▶ TASK DETAILS:
Reproduce, character for character, the lines of the listing starting with the line that contains "- event-dot: [542, 438, 546, 442]" and continuing up to and including the line that contains "- event-dot: [455, 368, 459, 372]".

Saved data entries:
╭──
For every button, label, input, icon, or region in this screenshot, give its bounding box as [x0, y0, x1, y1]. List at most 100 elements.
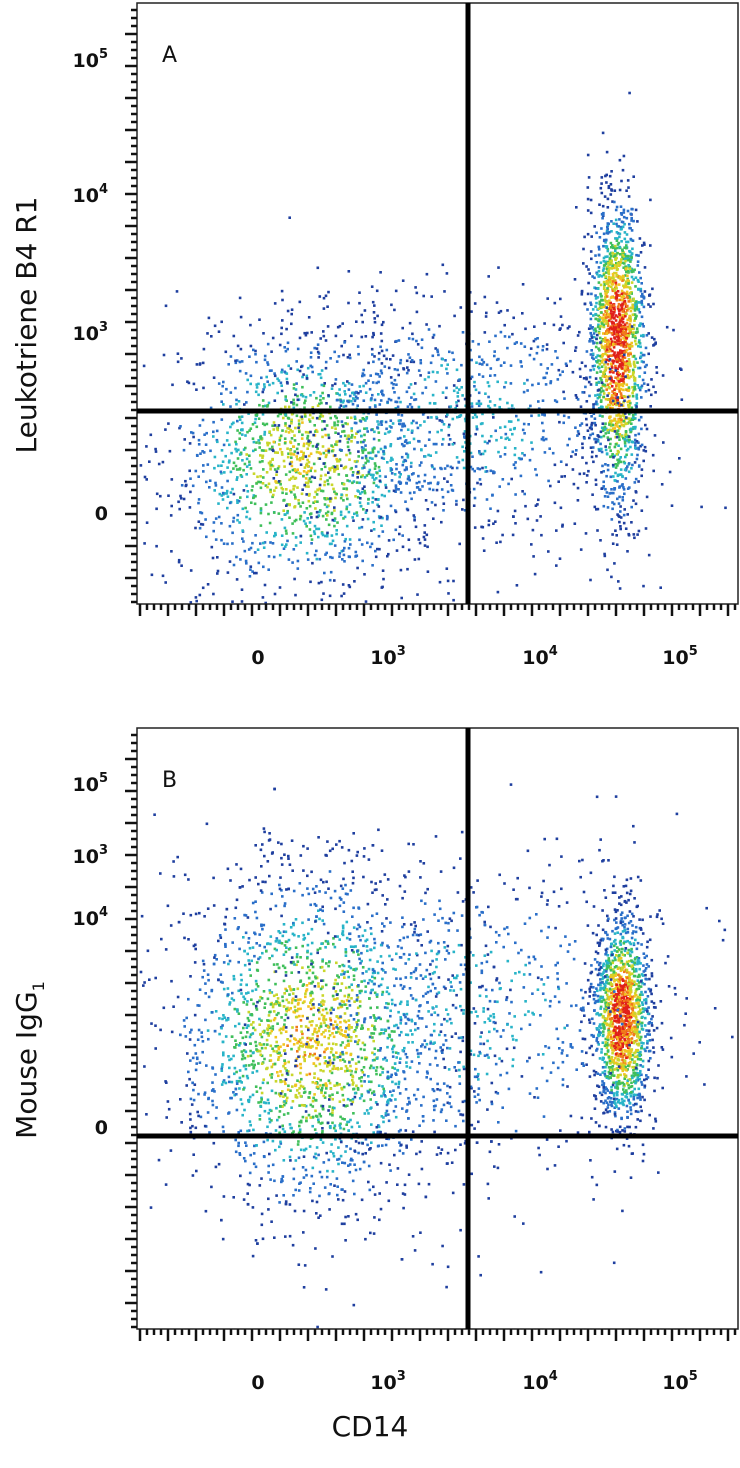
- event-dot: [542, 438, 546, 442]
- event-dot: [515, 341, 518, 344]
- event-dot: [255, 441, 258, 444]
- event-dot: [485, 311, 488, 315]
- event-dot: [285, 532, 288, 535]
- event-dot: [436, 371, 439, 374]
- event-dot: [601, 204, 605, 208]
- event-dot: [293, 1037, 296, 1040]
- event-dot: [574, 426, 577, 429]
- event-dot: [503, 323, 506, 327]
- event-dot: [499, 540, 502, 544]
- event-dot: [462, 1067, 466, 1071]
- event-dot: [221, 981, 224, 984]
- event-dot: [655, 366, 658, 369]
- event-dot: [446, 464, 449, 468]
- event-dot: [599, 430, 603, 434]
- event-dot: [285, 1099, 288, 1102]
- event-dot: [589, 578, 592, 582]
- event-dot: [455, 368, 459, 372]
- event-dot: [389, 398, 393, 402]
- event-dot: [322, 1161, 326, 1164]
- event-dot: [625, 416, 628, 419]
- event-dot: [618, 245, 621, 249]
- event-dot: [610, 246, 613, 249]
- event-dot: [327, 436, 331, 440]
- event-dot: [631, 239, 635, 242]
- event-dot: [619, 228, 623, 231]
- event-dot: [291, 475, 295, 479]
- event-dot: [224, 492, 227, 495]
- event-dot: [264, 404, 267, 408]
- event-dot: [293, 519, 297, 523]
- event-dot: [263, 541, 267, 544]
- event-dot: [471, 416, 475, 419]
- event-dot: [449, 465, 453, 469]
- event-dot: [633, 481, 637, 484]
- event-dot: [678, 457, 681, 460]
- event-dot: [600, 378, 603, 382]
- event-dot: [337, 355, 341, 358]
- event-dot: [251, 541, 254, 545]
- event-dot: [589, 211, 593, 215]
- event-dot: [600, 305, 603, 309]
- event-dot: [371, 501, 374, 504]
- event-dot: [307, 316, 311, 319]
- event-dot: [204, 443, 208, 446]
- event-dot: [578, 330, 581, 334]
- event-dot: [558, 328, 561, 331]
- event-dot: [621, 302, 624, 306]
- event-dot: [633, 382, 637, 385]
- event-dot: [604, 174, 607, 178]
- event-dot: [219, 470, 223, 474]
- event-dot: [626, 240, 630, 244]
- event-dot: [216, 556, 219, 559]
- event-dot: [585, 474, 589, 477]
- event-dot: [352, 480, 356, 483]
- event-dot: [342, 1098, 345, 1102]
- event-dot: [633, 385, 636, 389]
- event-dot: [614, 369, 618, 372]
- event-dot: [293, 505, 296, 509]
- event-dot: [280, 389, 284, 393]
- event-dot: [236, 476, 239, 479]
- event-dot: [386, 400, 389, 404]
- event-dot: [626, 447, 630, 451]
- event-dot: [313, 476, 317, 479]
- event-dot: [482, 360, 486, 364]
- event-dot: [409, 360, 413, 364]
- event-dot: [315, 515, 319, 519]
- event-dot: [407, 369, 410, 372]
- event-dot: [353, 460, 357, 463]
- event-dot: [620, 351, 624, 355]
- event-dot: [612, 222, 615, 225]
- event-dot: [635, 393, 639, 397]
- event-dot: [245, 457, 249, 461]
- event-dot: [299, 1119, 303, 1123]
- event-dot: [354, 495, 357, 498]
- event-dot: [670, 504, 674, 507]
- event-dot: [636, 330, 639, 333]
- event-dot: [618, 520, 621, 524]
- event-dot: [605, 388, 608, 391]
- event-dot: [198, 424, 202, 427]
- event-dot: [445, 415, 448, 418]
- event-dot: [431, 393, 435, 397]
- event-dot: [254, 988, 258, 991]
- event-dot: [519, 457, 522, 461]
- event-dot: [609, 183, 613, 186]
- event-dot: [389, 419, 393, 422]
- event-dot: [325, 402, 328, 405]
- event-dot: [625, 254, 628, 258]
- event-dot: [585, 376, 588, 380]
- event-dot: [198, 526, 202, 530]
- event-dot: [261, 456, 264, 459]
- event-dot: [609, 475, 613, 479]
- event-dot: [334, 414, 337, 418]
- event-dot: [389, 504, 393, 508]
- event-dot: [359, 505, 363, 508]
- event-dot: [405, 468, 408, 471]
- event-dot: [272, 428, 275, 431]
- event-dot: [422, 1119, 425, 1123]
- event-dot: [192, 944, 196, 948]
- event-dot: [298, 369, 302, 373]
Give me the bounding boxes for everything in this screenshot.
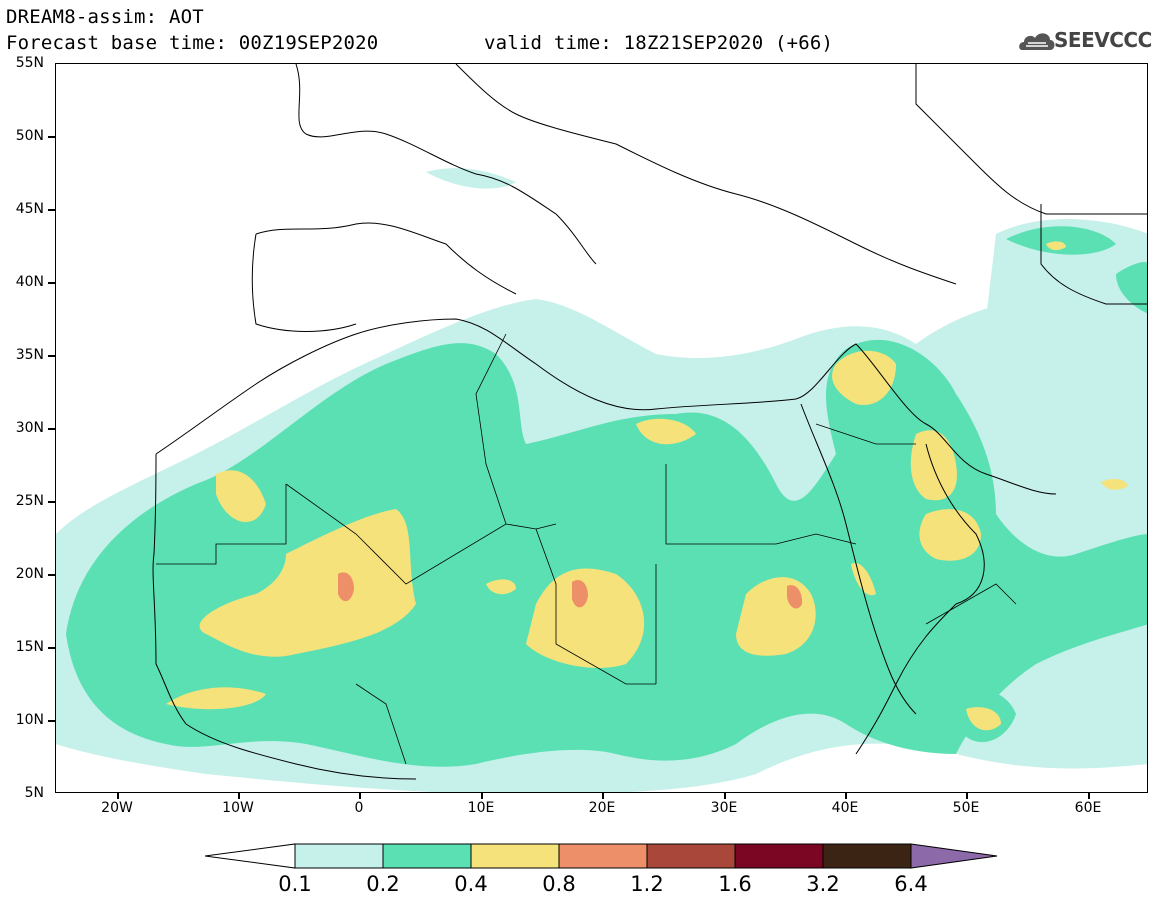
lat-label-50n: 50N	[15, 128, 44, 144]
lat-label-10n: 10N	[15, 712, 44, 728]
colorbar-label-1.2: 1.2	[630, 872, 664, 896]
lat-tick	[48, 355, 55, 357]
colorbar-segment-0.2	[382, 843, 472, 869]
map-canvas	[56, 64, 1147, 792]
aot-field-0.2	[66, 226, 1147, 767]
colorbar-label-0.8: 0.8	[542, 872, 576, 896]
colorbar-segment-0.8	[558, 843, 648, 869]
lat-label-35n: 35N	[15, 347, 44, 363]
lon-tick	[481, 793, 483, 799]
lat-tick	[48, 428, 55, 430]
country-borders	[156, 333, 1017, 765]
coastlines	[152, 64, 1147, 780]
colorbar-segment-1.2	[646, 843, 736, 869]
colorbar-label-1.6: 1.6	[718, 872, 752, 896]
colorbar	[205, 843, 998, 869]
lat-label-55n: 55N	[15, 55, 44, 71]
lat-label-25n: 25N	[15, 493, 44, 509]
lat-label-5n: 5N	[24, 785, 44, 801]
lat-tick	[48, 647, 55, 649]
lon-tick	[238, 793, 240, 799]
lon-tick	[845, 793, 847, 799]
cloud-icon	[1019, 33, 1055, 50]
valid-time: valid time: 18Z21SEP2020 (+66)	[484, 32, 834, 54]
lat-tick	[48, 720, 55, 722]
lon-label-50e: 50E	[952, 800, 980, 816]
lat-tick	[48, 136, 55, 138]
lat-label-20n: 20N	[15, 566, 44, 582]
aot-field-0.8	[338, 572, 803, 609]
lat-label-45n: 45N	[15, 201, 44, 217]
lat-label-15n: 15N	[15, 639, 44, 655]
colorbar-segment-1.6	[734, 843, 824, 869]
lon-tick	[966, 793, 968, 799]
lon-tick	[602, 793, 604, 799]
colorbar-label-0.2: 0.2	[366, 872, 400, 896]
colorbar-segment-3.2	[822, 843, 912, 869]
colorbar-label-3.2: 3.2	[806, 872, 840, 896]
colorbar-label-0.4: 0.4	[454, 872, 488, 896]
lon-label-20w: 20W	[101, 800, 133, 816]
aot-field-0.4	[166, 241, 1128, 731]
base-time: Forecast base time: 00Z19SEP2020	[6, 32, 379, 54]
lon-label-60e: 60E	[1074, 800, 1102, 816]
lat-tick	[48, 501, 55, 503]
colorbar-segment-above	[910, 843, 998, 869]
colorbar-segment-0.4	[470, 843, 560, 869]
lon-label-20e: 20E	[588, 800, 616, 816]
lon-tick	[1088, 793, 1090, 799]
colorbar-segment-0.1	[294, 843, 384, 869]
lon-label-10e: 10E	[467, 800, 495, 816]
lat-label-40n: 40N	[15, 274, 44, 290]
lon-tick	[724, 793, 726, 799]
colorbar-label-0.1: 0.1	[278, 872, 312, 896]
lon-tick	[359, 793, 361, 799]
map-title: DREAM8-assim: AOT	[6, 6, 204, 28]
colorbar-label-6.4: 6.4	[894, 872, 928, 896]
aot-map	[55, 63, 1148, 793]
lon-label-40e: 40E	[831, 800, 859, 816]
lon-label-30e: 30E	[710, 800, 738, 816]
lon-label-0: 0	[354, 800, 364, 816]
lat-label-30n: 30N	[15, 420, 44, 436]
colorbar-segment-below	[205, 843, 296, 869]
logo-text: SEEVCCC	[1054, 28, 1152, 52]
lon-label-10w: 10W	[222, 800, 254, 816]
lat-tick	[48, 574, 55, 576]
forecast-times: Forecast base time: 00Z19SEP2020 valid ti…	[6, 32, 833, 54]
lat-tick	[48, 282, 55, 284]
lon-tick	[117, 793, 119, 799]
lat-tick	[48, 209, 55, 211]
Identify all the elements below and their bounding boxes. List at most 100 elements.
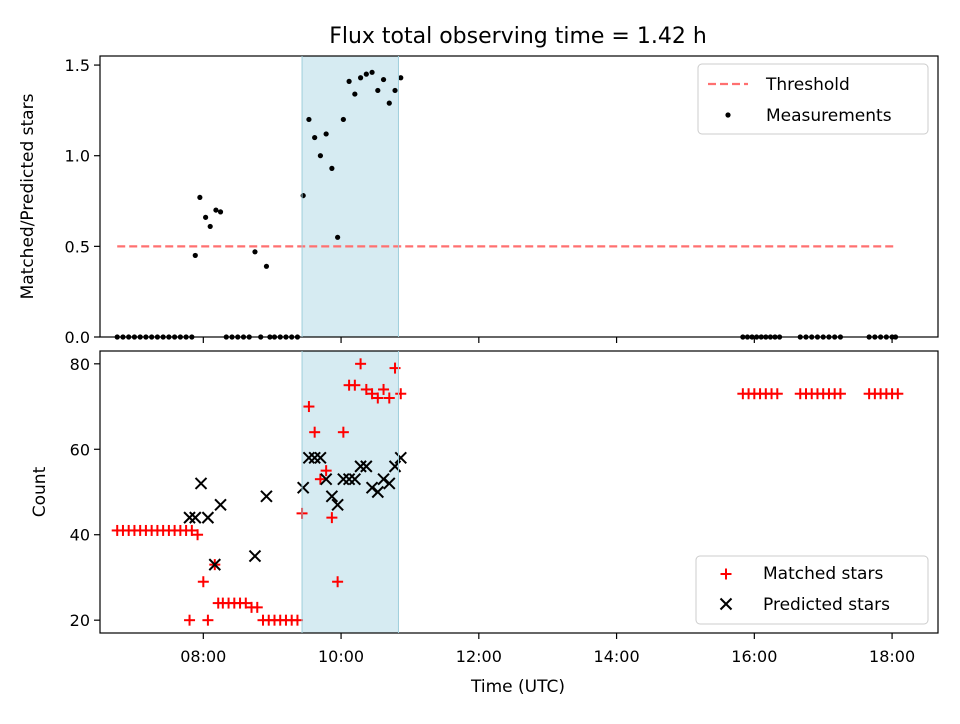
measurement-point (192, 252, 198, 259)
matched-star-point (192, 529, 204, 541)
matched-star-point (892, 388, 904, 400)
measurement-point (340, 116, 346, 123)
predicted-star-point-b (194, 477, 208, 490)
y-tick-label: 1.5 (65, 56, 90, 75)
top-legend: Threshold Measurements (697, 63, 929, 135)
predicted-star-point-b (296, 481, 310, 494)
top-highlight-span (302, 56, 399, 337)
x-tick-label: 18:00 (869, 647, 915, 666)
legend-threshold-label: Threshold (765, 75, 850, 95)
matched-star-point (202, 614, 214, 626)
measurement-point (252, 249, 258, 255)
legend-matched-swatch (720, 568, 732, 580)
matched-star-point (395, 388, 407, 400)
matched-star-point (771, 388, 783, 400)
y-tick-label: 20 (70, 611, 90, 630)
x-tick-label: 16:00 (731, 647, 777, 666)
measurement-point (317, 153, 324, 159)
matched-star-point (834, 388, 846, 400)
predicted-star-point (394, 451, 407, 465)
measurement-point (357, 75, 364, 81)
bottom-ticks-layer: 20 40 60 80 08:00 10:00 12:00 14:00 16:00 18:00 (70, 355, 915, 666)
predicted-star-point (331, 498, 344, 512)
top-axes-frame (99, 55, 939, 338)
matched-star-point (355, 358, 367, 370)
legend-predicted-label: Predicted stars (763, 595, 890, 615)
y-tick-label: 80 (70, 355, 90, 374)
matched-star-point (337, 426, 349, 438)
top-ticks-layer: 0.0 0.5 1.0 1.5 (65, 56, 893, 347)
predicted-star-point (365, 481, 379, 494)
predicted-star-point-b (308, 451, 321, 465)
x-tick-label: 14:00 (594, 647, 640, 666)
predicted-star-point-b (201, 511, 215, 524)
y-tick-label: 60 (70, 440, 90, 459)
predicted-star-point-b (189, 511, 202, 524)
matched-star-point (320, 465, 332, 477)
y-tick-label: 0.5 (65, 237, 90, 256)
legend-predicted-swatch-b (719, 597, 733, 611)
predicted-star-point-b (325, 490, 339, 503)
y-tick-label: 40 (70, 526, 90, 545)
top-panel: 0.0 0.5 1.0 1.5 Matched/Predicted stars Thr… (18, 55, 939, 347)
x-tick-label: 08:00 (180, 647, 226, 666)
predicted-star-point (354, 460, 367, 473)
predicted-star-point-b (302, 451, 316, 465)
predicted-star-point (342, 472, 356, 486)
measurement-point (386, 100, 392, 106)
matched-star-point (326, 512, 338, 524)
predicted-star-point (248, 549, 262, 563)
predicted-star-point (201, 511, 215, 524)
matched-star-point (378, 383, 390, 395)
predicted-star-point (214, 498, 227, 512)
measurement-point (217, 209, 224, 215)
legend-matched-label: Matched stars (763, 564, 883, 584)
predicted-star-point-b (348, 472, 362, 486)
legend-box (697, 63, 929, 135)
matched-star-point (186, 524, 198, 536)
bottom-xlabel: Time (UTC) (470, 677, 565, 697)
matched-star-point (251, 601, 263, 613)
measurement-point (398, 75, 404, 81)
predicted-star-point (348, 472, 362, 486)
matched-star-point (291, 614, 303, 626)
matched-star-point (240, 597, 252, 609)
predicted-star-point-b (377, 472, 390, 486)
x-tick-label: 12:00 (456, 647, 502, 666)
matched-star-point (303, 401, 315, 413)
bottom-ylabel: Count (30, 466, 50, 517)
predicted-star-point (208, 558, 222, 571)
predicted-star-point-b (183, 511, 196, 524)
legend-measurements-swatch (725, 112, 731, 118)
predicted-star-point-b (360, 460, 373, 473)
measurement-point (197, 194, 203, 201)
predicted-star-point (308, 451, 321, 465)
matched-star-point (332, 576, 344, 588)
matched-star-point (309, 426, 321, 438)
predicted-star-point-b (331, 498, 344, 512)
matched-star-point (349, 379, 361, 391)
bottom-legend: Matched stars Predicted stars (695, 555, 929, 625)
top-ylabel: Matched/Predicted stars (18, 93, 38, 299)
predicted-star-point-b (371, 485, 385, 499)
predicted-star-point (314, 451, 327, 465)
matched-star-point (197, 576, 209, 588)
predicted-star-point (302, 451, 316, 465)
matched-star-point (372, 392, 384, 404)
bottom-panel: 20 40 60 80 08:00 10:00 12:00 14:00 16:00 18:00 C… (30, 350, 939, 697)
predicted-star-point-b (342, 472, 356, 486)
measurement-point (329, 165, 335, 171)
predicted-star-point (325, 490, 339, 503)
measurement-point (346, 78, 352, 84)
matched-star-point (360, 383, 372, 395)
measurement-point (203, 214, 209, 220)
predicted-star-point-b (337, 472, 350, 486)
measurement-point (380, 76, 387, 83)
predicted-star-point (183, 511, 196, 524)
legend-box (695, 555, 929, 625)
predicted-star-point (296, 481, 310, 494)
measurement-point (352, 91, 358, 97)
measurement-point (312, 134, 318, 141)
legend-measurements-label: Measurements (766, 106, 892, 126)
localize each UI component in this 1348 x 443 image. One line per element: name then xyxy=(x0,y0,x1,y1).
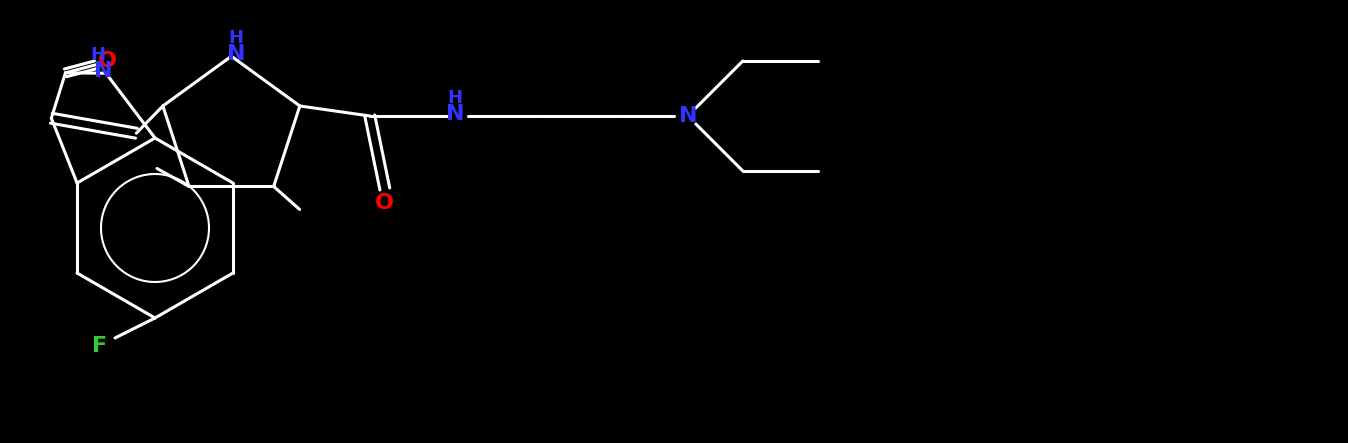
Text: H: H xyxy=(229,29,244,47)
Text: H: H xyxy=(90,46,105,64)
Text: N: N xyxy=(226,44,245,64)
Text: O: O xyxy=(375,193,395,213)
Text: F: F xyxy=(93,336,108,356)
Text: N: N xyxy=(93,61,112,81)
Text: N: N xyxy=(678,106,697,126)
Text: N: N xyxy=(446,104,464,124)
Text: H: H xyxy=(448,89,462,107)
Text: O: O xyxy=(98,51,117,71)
╰──
▶ ANSWER TO THE PROBLEM:
- event-dot: [542, 438, 546, 442]
- event-dot: [515, 341, 518, 344]
- event-dot: [255, 441, 258, 444]
- event-dot: [485, 311, 488, 315]
- event-dot: [285, 532, 288, 535]
- event-dot: [436, 371, 439, 374]
- event-dot: [601, 204, 605, 208]
- event-dot: [293, 1037, 296, 1040]
- event-dot: [574, 426, 577, 429]
- event-dot: [503, 323, 506, 327]
- event-dot: [499, 540, 502, 544]
- event-dot: [462, 1067, 466, 1071]
- event-dot: [221, 981, 224, 984]
- event-dot: [655, 366, 658, 369]
- event-dot: [446, 464, 449, 468]
- event-dot: [599, 430, 603, 434]
- event-dot: [285, 1099, 288, 1102]
- event-dot: [589, 578, 592, 582]
- event-dot: [455, 368, 459, 372]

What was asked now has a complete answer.